» TO BE DONE
Keep only the lines where "some" appears.

-- Begin DATA TO USE --

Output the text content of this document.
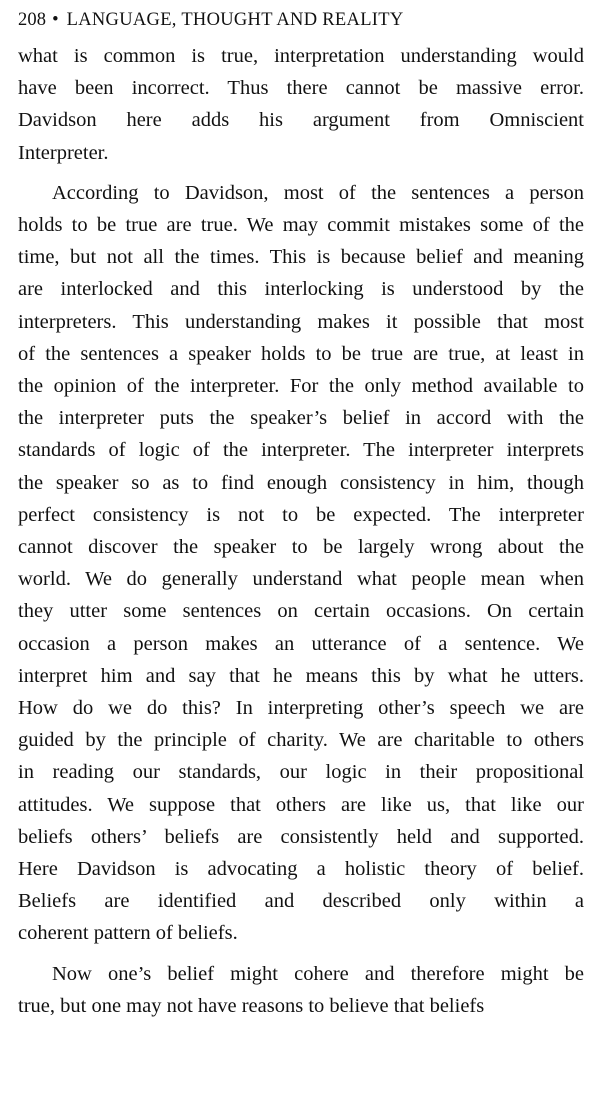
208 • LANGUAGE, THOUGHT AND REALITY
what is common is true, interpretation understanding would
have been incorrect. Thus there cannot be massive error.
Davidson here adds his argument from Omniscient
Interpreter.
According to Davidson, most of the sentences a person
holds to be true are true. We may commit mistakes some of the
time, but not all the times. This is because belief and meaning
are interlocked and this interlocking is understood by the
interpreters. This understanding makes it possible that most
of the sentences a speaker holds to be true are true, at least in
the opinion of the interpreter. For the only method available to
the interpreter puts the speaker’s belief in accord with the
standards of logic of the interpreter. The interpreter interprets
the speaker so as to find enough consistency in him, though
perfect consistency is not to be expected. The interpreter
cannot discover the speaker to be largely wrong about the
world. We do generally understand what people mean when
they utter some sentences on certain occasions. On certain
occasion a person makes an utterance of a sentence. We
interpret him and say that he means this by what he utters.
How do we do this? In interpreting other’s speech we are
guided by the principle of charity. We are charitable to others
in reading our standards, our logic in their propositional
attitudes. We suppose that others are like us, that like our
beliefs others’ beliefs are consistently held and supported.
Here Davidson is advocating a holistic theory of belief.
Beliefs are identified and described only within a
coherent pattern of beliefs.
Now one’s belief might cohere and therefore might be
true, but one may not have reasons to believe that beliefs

-- End DATA TO USE --

» ANSWER TO THIS TASK
holds to be true are true. We may commit mistakes some of the
they utter some sentences on certain occasions. On certain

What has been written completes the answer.